===== PASSAGE GIVEN

Around the world freshwater turtles are declining at an alarming rate, with 200 out of about 300 known species being at risk of extinction.  The Indo-Burma peninsula where Vietnam is located is home to 53 freshwater turtle species, more than can be found in any other region of similar size.  Of these, 39 of the peninsula’s freshwater turtles are endangered or threatened due to pressures like habitat destruction, pollution of lakes and streams, and harvesting of turtles and eggs for food or the international pet trade.  Thus the turtle of Hoan Kiem Lake can be seen as an ambassador for a much larger assemblage of fascinating and at-risk creatures.

The Hoan Kiem Lake turtle is a 440-pound individual Swinhoe’s softshell turtle (Rafetus swinhoei).  It is one of the largest freshwater turtle species in the world, and the one in Hoan Kiem is thought to be between 80 and 100 years old.  Swinhoe’s turtle is perhaps the most endangered reptile species on the planet, with only four living individuals known.  In addition to the Hoan Kiem Lake turtle, a single male Swinhoe’s turtle is being monitored in Dong Mo Lake near the Vietnamese city of Hanoi.  Two other Swinhoe’s turtles live in captivity in the Suzhou Zoo in China.  Though conservationists hope to use these two individuals to start a captive breeding program, they have yet to produce fertile eggs.

Meanwhile the turtle in Hoan Kiem Lake is unlikely to be used for breeding purposes, both because of its great age and the fact that its presence in the lake is highly valued by local people.  According to a 15th century legend, a king named Le Loi was sailing a boat on the lake now known as Hoan Kiem, after having defeated an attacking army to the north of Vietnam.  The king was approached by a giant turtle, presumably a Swinhoe’s, which instructed him to throw his sacred sword into the water.  The story is still told today and the one remaining giant turtle in Hoan Kiem Lake still holds cultural significance.  Recently however, the Hoan Kiem turtle has fallen prey to pollution of its freshwater habitat.

During recent sightings, viewers of the Hoan Kiem turtle were alarmed to observe lesions and wounds on the turtle’s body, prompting a rescue effort.  This month the turtle was captured by a team of fifty wildlife rescuers, and is now being held in captivity while veterinarians treat its injuries.  Though no one knows for sure how the turtle was wounded, many believe litter and abandoned fishing hooks in the lake are to blame.  Officials are looking at cleaning up the lake habitat before returning the Hoan Kiem turtle to the wild, and hope the cultural icon can be saved to live out the rest of its natural lifespan.

==========

* _SHORT PROBLEM A_
Using the passage on the Hoan Kiem Lake turtle, decide whether each statement agrees with it: (i) the Indo-Burma peninsula is home to 53 freshwater turtle species; (ii) the two Swinhoe's turtles at the Suzhou Zoo have produced fertile eggs; (iii) the Hoan Kiem turtle was captured by a team of fifty wildlife rescuers. Answer yes or no for each, quoting the words of the passage that settle it.
* _SHORT PROBLEM B_
Print word for word the part of the passage on the Hoan Kiem Lake turtle that begins at the words "Around the world" and stops after "and at-risk creatures.".

===== SOURCE EXCERPT

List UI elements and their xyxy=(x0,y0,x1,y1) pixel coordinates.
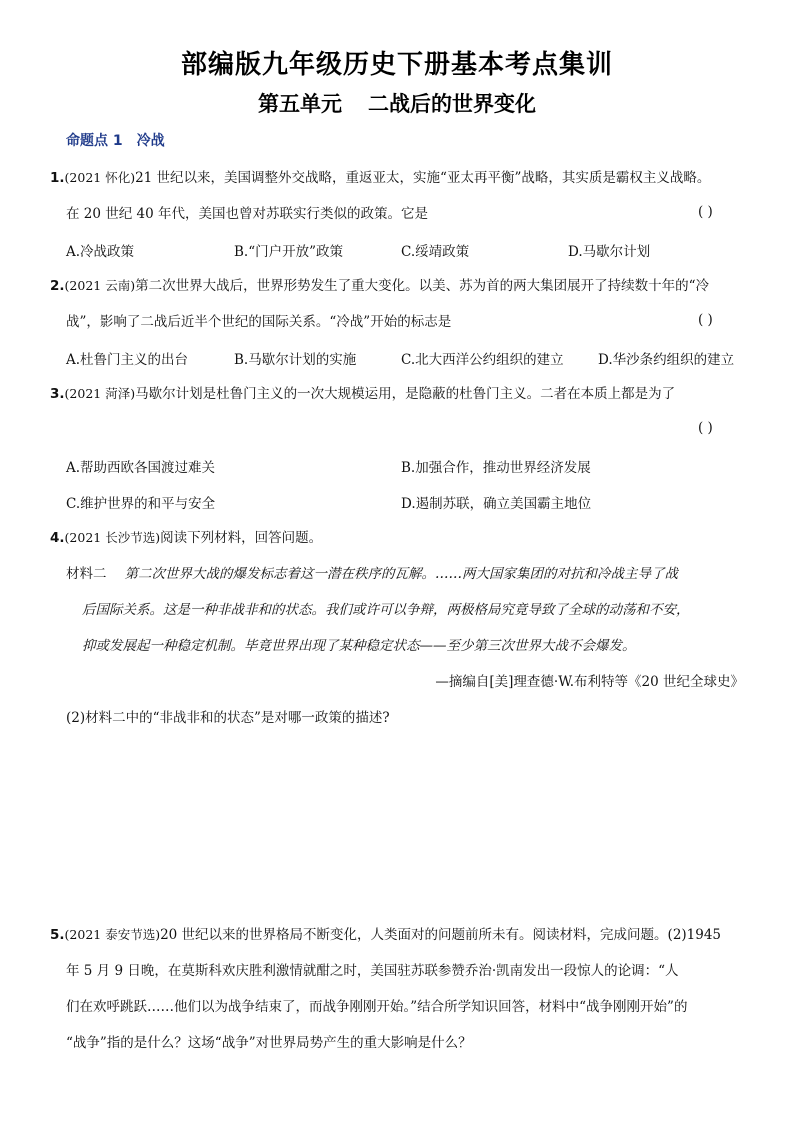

==========

* _EXERCISE SOLUTION A_
(i) Yes: "The Indo-Burma peninsula where Vietnam is located is home to 53 freshwater turtle species"
(ii) No: "they have yet to produce fertile eggs"
(iii) Yes: "This month the turtle was captured by a team of fifty wildlife rescuers"

* _EXERCISE SOLUTION B_
Around the world freshwater turtles are declining at an alarming rate, with 200 out of about 300 known species being at risk of extinction.  The Indo-Burma peninsula where Vietnam is located is home to 53 freshwater turtle species, more than can be found in any other region of similar size.  Of these, 39 of the peninsula’s freshwater turtles are endangered or threatened due to pressures like habitat destruction, pollution of lakes and streams, and harvesting of turtles and eggs for food or the international pet trade.  Thus the turtle of Hoan Kiem Lake can be seen as an ambassador for a much larger assemblage of fascinating and at-risk creatures.